Objective:
How many lines in the records below hold the string "потерь"? Please answer with the number and nothing more.

Recorded data
──────

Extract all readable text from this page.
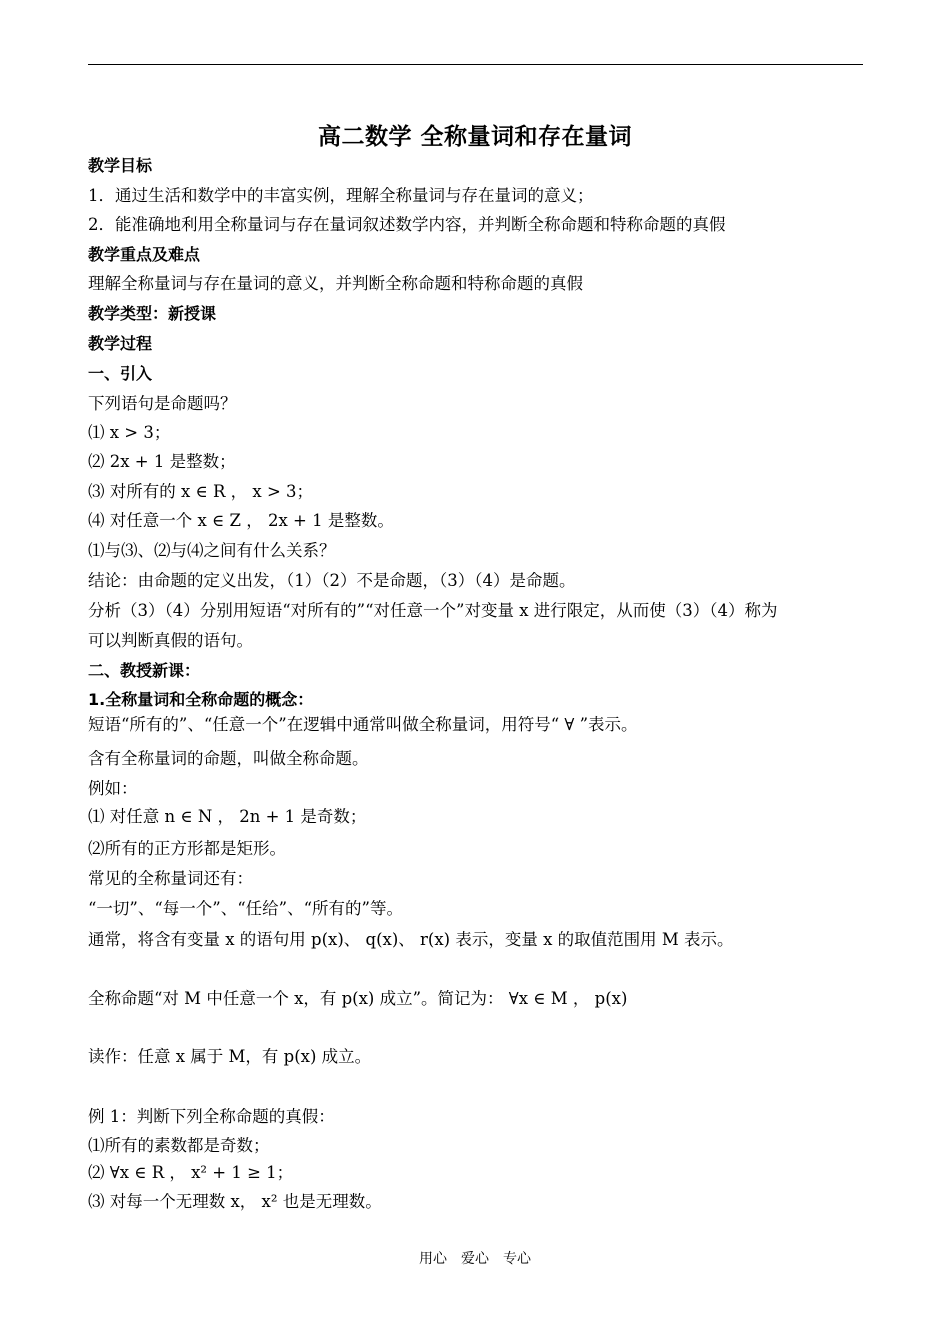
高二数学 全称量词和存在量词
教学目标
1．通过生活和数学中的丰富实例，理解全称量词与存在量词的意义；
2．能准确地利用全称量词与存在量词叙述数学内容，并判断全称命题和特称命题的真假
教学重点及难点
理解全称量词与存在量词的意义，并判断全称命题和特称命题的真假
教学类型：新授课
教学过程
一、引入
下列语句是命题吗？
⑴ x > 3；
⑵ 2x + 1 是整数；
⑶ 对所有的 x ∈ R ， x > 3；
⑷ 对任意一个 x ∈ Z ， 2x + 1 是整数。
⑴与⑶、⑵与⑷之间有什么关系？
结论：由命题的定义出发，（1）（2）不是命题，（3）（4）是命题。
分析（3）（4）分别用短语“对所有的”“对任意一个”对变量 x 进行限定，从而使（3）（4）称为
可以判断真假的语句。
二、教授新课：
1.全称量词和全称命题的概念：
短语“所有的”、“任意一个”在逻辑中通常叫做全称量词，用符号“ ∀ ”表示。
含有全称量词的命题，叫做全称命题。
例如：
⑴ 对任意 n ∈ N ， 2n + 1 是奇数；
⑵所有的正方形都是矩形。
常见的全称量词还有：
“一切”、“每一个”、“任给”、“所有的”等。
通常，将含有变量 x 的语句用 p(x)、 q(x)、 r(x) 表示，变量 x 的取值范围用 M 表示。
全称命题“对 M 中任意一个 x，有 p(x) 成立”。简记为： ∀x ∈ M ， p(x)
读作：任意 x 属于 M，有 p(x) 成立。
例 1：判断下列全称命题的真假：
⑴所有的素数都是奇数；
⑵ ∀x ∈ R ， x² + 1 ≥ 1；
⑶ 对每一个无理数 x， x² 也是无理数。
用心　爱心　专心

──────

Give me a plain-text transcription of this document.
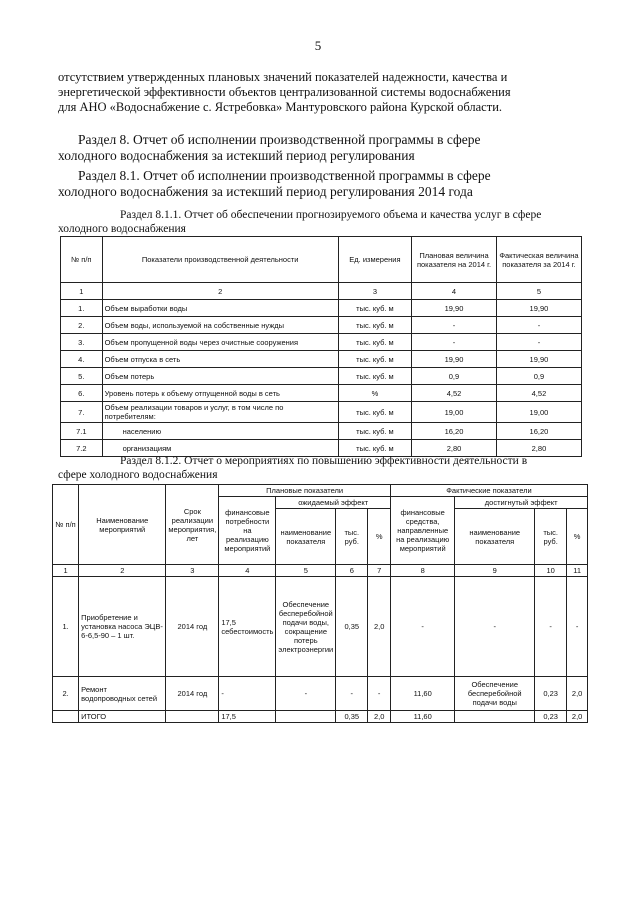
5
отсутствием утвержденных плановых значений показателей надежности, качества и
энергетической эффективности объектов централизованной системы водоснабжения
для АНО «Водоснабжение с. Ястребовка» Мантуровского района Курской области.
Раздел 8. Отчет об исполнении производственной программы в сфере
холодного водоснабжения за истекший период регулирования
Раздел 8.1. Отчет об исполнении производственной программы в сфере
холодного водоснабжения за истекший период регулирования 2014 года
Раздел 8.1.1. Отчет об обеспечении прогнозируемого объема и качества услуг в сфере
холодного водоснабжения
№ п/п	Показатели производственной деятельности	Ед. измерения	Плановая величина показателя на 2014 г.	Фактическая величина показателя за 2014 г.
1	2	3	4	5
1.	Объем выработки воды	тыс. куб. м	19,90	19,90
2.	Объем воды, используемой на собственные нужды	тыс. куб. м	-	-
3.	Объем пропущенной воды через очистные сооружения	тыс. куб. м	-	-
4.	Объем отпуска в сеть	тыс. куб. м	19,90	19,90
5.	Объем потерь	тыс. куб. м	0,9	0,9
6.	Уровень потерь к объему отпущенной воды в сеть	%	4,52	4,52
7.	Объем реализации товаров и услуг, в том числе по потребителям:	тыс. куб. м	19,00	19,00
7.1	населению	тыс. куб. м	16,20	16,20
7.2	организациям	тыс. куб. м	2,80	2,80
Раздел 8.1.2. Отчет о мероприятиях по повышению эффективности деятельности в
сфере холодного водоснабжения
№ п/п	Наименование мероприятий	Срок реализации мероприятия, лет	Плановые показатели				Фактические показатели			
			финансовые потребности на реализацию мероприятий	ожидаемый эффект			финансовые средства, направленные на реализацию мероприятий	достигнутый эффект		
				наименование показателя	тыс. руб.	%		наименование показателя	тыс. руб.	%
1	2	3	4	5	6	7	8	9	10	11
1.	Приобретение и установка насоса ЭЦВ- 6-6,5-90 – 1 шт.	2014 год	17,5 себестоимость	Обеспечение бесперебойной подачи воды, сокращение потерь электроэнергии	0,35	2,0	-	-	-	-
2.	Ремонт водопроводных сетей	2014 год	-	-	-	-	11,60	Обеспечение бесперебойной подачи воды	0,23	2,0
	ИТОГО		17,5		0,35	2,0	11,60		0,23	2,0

──────

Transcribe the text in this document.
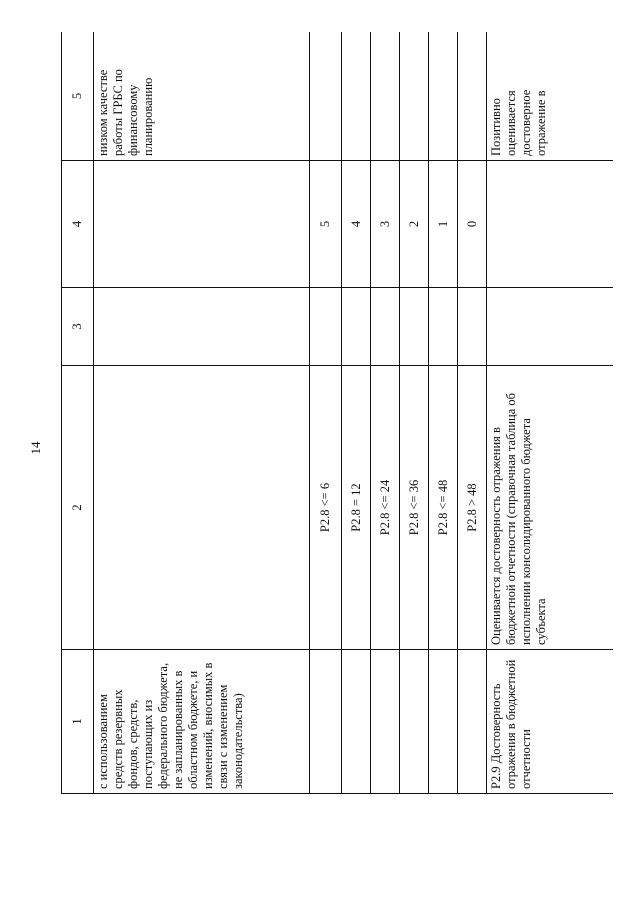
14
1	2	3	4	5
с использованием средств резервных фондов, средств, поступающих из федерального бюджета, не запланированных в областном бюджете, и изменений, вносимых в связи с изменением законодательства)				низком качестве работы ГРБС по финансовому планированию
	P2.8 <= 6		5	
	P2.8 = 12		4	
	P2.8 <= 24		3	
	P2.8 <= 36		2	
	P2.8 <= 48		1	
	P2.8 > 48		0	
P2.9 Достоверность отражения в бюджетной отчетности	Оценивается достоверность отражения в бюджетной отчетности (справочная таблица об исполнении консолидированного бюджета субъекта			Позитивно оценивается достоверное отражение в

──────

Final result:
3